### Requirement
All of the material below is to be retyped exactly.
* begin Information shown *
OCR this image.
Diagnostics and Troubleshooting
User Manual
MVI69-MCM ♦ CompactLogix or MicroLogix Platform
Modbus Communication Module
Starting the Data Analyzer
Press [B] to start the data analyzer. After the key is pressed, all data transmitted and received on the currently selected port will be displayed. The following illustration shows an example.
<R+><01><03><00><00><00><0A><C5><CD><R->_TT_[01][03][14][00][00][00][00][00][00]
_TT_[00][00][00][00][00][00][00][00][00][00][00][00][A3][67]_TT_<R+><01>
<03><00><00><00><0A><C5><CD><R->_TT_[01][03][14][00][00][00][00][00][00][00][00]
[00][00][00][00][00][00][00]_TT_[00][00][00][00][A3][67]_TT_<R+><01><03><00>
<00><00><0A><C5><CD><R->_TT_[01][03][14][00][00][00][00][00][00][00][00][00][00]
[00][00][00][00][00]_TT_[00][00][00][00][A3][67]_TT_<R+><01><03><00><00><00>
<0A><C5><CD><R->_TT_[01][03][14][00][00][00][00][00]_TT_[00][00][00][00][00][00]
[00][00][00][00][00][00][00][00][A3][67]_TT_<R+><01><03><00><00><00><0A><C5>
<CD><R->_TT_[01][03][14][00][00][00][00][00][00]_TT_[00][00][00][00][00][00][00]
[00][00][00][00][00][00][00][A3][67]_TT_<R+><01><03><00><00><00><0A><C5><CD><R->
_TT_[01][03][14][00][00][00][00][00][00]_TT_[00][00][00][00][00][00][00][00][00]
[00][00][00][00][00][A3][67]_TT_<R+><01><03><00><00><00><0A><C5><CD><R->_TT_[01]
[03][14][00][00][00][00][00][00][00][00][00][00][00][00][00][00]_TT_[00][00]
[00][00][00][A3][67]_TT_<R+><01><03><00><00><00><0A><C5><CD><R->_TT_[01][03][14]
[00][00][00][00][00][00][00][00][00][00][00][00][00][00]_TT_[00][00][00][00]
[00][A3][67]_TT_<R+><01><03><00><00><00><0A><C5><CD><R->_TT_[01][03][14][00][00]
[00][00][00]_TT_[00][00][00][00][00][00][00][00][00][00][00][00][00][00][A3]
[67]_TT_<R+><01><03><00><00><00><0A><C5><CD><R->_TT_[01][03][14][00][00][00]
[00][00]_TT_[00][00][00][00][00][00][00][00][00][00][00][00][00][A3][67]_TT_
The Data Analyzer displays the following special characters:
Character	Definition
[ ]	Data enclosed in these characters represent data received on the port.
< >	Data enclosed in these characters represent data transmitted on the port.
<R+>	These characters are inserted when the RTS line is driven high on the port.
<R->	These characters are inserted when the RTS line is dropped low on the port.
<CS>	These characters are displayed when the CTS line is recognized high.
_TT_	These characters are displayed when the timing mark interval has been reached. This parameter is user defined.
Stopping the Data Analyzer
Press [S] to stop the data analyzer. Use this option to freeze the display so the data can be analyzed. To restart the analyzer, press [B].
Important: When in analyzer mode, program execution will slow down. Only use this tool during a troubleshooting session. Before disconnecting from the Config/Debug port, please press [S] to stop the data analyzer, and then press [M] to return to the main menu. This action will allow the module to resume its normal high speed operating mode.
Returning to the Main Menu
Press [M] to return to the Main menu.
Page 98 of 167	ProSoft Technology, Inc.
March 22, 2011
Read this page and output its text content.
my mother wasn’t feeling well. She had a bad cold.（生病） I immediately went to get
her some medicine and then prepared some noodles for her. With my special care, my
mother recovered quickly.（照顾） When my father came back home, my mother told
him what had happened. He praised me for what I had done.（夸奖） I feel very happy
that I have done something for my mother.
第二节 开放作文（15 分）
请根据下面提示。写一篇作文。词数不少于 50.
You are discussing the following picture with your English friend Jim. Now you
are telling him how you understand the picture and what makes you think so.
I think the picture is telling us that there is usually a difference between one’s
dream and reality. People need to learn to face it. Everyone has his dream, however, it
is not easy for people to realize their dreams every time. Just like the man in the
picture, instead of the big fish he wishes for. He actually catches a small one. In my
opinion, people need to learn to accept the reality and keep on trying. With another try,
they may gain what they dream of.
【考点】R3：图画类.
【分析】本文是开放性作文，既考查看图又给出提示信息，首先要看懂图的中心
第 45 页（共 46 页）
* end Information shown *
### Complete response
OCR this image.
Diagnostics and Troubleshooting
User Manual
MVI69-MCM ♦ CompactLogix or MicroLogix Platform
Modbus Communication Module
Starting the Data Analyzer
Press [B] to start the data analyzer. After the key is pressed, all data transmitted and received on the currently selected port will be displayed. The following illustration shows an example.
<R+><01><03><00><00><00><0A><C5><CD><R->_TT_[01][03][14][00][00][00][00][00][00]
_TT_[00][00][00][00][00][00][00][00][00][00][00][00][A3][67]_TT_<R+><01>
<03><00><00><00><0A><C5><CD><R->_TT_[01][03][14][00][00][00][00][00][00][00][00]
[00][00][00][00][00][00][00]_TT_[00][00][00][00][A3][67]_TT_<R+><01><03><00>
<00><00><0A><C5><CD><R->_TT_[01][03][14][00][00][00][00][00][00][00][00][00][00]
[00][00][00][00][00]_TT_[00][00][00][00][A3][67]_TT_<R+><01><03><00><00><00>
<0A><C5><CD><R->_TT_[01][03][14][00][00][00][00][00]_TT_[00][00][00][00][00][00]
[00][00][00][00][00][00][00][00][A3][67]_TT_<R+><01><03><00><00><00><0A><C5>
<CD><R->_TT_[01][03][14][00][00][00][00][00][00]_TT_[00][00][00][00][00][00][00]
[00][00][00][00][00][00][00][A3][67]_TT_<R+><01><03><00><00><00><0A><C5><CD><R->
_TT_[01][03][14][00][00][00][00][00][00]_TT_[00][00][00][00][00][00][00][00][00]
[00][00][00][00][00][A3][67]_TT_<R+><01><03><00><00><00><0A><C5><CD><R->_TT_[01]
[03][14][00][00][00][00][00][00][00][00][00][00][00][00][00][00]_TT_[00][00]
[00][00][00][A3][67]_TT_<R+><01><03><00><00><00><0A><C5><CD><R->_TT_[01][03][14]
[00][00][00][00][00][00][00][00][00][00][00][00][00][00]_TT_[00][00][00][00]
[00][A3][67]_TT_<R+><01><03><00><00><00><0A><C5><CD><R->_TT_[01][03][14][00][00]
[00][00][00]_TT_[00][00][00][00][00][00][00][00][00][00][00][00][00][00][A3]
[67]_TT_<R+><01><03><00><00><00><0A><C5><CD><R->_TT_[01][03][14][00][00][00]
[00][00]_TT_[00][00][00][00][00][00][00][00][00][00][00][00][00][A3][67]_TT_
The Data Analyzer displays the following special characters:
Character	Definition
[ ]	Data enclosed in these characters represent data received on the port.
< >	Data enclosed in these characters represent data transmitted on the port.
<R+>	These characters are inserted when the RTS line is driven high on the port.
<R->	These characters are inserted when the RTS line is dropped low on the port.
<CS>	These characters are displayed when the CTS line is recognized high.
_TT_	These characters are displayed when the timing mark interval has been reached. This parameter is user defined.
Stopping the Data Analyzer
Press [S] to stop the data analyzer. Use this option to freeze the display so the data can be analyzed. To restart the analyzer, press [B].
Important: When in analyzer mode, program execution will slow down. Only use this tool during a troubleshooting session. Before disconnecting from the Config/Debug port, please press [S] to stop the data analyzer, and then press [M] to return to the main menu. This action will allow the module to resume its normal high speed operating mode.
Returning to the Main Menu
Press [M] to return to the Main menu.
Page 98 of 167	ProSoft Technology, Inc.
March 22, 2011
Read this page and output its text content.
my mother wasn’t feeling well. She had a bad cold.（生病） I immediately went to get
her some medicine and then prepared some noodles for her. With my special care, my
mother recovered quickly.（照顾） When my father came back home, my mother told
him what had happened. He praised me for what I had done.（夸奖） I feel very happy
that I have done something for my mother.
第二节 开放作文（15 分）
请根据下面提示。写一篇作文。词数不少于 50.
You are discussing the following picture with your English friend Jim. Now you
are telling him how you understand the picture and what makes you think so.
I think the picture is telling us that there is usually a difference between one’s
dream and reality. People need to learn to face it. Everyone has his dream, however, it
is not easy for people to realize their dreams every time. Just like the man in the
picture, instead of the big fish he wishes for. He actually catches a small one. In my
opinion, people need to learn to accept the reality and keep on trying. With another try,
they may gain what they dream of.
【考点】R3：图画类.
【分析】本文是开放性作文，既考查看图又给出提示信息，首先要看懂图的中心
第 45 页（共 46 页）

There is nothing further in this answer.